» **Stored data**
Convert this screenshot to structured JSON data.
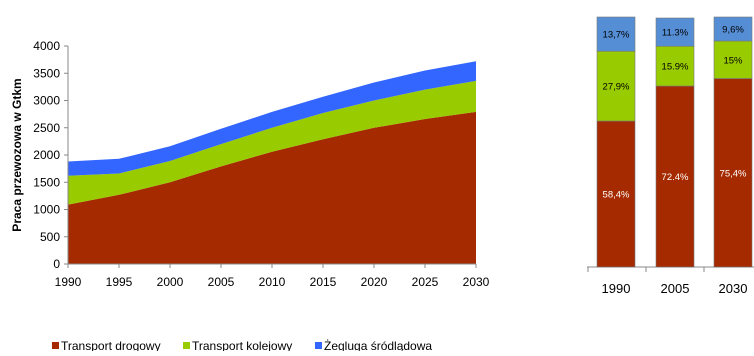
{
  "chart_data": [
    {
      "type": "area",
      "stacked": true,
      "ylabel": "Praca przewozowa w Gtkm",
      "xlabel": "",
      "x": [
        1990,
        1995,
        2000,
        2005,
        2010,
        2015,
        2020,
        2025,
        2030
      ],
      "ylim": [
        0,
        4000
      ],
      "yticks": [
        0,
        500,
        1000,
        1500,
        2000,
        2500,
        3000,
        3500,
        4000
      ],
      "series": [
        {
          "name": "Transport drogowy",
          "color": "#a52a00",
          "values": [
            1090,
            1270,
            1500,
            1790,
            2060,
            2290,
            2500,
            2660,
            2790
          ]
        },
        {
          "name": "Transport kolejowy",
          "color": "#99cc00",
          "values": [
            530,
            390,
            390,
            410,
            440,
            480,
            500,
            540,
            570
          ]
        },
        {
          "name": "Żegluga śródlądowa",
          "color": "#3366ff",
          "values": [
            260,
            270,
            270,
            280,
            290,
            300,
            330,
            350,
            360
          ]
        }
      ],
      "grid": false,
      "legend": "bottom-left"
    },
    {
      "type": "bar",
      "stacked": true,
      "percent": true,
      "categories": [
        "1990",
        "2005",
        "2030"
      ],
      "series": [
        {
          "name": "Transport drogowy",
          "color": "#a52a00",
          "values": [
            58.4,
            72.4,
            75.4
          ],
          "labels": [
            "58,4%",
            "72.4%",
            "75,4%"
          ]
        },
        {
          "name": "Transport kolejowy",
          "color": "#99cc00",
          "values": [
            27.9,
            15.9,
            15.0
          ],
          "labels": [
            "27,9%",
            "15.9%",
            "15%"
          ]
        },
        {
          "name": "Żegluga śródlądowa",
          "color": "#558ed5",
          "values": [
            13.7,
            11.3,
            9.6
          ],
          "labels": [
            "13,7%",
            "11.3%",
            "9,6%"
          ]
        }
      ]
    }
  ],
  "legend": {
    "items": [
      {
        "label": "Transport drogowy",
        "color": "#a52a00"
      },
      {
        "label": "Transport kolejowy",
        "color": "#99cc00"
      },
      {
        "label": "Żegluga śródlądowa",
        "color": "#3366ff"
      }
    ]
  }
}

» **What to work on**
Reproduce the material above in full, exactly, with no images.

» **Response to the exercise**
Convert this screenshot to structured JSON data.
{
  "chart_data": [
    {
      "type": "area",
      "stacked": true,
      "ylabel": "Praca przewozowa w Gtkm",
      "xlabel": "",
      "x": [
        1990,
        1995,
        2000,
        2005,
        2010,
        2015,
        2020,
        2025,
        2030
      ],
      "ylim": [
        0,
        4000
      ],
      "yticks": [
        0,
        500,
        1000,
        1500,
        2000,
        2500,
        3000,
        3500,
        4000
      ],
      "series": [
        {
          "name": "Transport drogowy",
          "color": "#a52a00",
          "values": [
            1090,
            1270,
            1500,
            1790,
            2060,
            2290,
            2500,
            2660,
            2790
          ]
        },
        {
          "name": "Transport kolejowy",
          "color": "#99cc00",
          "values": [
            530,
            390,
            390,
            410,
            440,
            480,
            500,
            540,
            570
          ]
        },
        {
          "name": "Żegluga śródlądowa",
          "color": "#3366ff",
          "values": [
            260,
            270,
            270,
            280,
            290,
            300,
            330,
            350,
            360
          ]
        }
      ],
      "grid": false,
      "legend": "bottom-left"
    },
    {
      "type": "bar",
      "stacked": true,
      "percent": true,
      "categories": [
        "1990",
        "2005",
        "2030"
      ],
      "series": [
        {
          "name": "Transport drogowy",
          "color": "#a52a00",
          "values": [
            58.4,
            72.4,
            75.4
          ],
          "labels": [
            "58,4%",
            "72.4%",
            "75,4%"
          ]
        },
        {
          "name": "Transport kolejowy",
          "color": "#99cc00",
          "values": [
            27.9,
            15.9,
            15.0
          ],
          "labels": [
            "27,9%",
            "15.9%",
            "15%"
          ]
        },
        {
          "name": "Żegluga śródlądowa",
          "color": "#558ed5",
          "values": [
            13.7,
            11.3,
            9.6
          ],
          "labels": [
            "13,7%",
            "11.3%",
            "9,6%"
          ]
        }
      ]
    }
  ],
  "legend": {
    "items": [
      {
        "label": "Transport drogowy",
        "color": "#a52a00"
      },
      {
        "label": "Transport kolejowy",
        "color": "#99cc00"
      },
      {
        "label": "Żegluga śródlądowa",
        "color": "#3366ff"
      }
    ]
  }
}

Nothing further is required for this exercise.